- DOCUMENT SEGMENT:
━━━
For the Jesus’ followers this change from the Hebrew religion, with the temple at its centre, with priests and high priests, with the sacrifice of animals, with the obligatory temple tax, with the stated religious festivals, was total.

It took a while to enact these new measures. Conservative Peter was a reluctant convert: it required a special intervention by the Lord to convince him. And that is OK. Traditions are important, and drastic changes take time. When one of our daughters lived in Beverly Hills, my wife and I once went to a service in a Messianic synagogue there, where all the old-time Jewish rituals were observed, including the required yarmulke, but where the sermon was on Corinthians: quite impressive, actually.

The most decisive phase yet.

Now we are at another phase: the final phase in my opinion, even more radical. Jesus himself hinted at that, I believe. We usually portray Jesus as the kind shepherd figure, a person to whom children flocked and women were attracted. There also is much more controversial side to him: he was accused of being a glutton and drunkard, was scorned for being homeless, celibate, disdainful of kinsfolk, a friend of outcasts, without fear for his own safety, careless of Jewish purity regulations, critical of authority, a scourge of the rich and powerful. Based on that expect the unusual from him.

So when – as recorded in John 4: 15 – Jesus in his typical unconventional manner, talked to a promiscuous woman in Samaria of all places, a city out of bounds for Jews, he told her that eventually worship would no longer take place in Jerusalem, or on her holy mountain, or anywhere else, whether that is your church or synagogue or temple of mosque, whether in Mecca or Rome or Amritsar. Jesus again: “true worshipers will worship the Father in spirit and truth.” That to me suggests the eventual end of formal religion of whatever stripe. At least that’s how I read this.

There are other hints. Stanley Hauerwas – whom Time Magazine called the most influential theologian in North America – in Approaching the End (Eerdmans, Grand Rapids) writes that “We may be nearing the end of Christendom,” which he calls “a good thing,” because it will restore the “recovery of the eschatological character of the gospel”. He says that “the first task of the church is not to make the world just but to make the world the world, which is rightly understood only in the light of these eschatological convictions.” (Eschatological refers to the end of all things.) In other words, the church’s preoccupation with heaven is totally misdirected: its focus should be on the earth and its ultimate renewal.

In this he completely echoes Dietrich Bonhoeffer who, in his introduction to his book Creation and Fall, writes that “The church of Christ witnesses to the end of all things. It lives from the end, it thinks from the end, it acts from the end, it proclaims its message from the end.” In my long-time church exposure I have never heard a sermon emphasizing this, and, I believe, this will not happen either, because the church is too set in her ways. Perhaps Jesus in the Sermon of the Mount, as recorded in Matthew 5, provides a clue as well: if any part of the body causes sin, or fails to live up to its task, cut it out. In that same vein, if allegiance to the church is stronger than advancing the vision of the New Creation, it is better to relegate it to a lesser place.
━━━
- REQUIRED WORK:
1. In the essay on the end of formal religion, what did Time Magazine call Stanley Hauerwas?
2. Continue the essay on the end of formal religion from its last sentence.

- RECORDED INFORMATION:
━━━
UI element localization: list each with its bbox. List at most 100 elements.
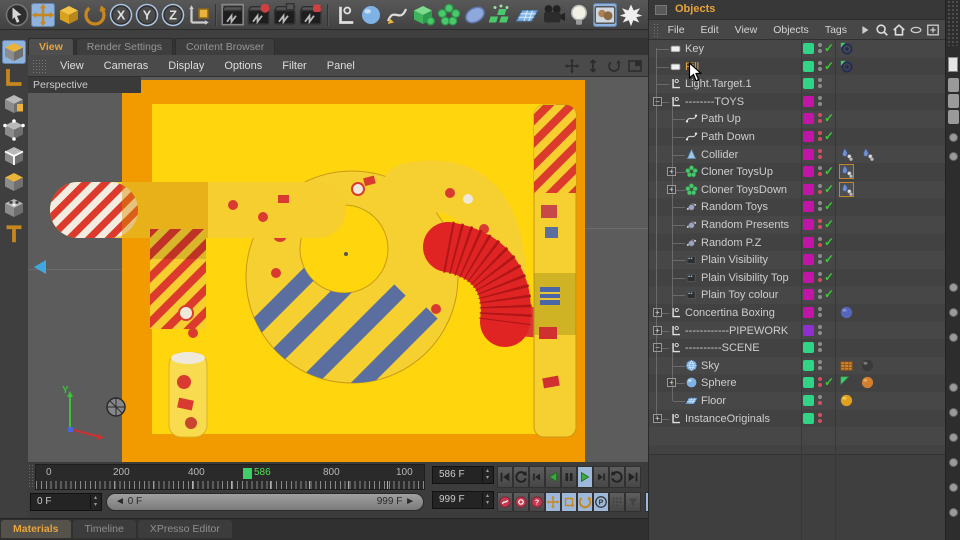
━━━
- RESULTS IN ORDER:
1. The most influential theologian in North America.

2.
My personal experience is that neither society at large not the church in general is eager to embrace that ‘end’ concept: it simply is too uncomfortable. When the 2012 Olympics were held in London a six-minute segment of the opening ceremony was omitted by NBC in its U.S.A. television coverage, because the editors felt that the hymn “Abide with Me”, a song of lament, was not suitable for the American audience. They reasoned that the US public had to be protected from death and from a sung message expressing the end of Life. The exact same thing happened with me. When I wrote my regular column on this episode for a Christian paper, it was refused. Here are some excerpts of that article:

Was that “The Global Swan Song?”

I don’t like mega churches, but I loved it when 400 million people world-wide heard an old-fashioned sermon at the opening ceremonies of the 2012 Olympics. It happened at the end of the show recalling the sinking of the Titanic, a name now synonymous with disaster. The ‘lesson’ was delivered by a regal-looking Emeli Sandé who sang all five verses of Abide with me, the hymn supposedly played while that brand-new ship slowly sank into the icy seas. She projected into the planet such biblical truths as:  “Change and decay in all around I see,” but also beamed across the globe the glorious gospel of “I need your presence every passing hour. What but your grace can foil the tempter’s power?”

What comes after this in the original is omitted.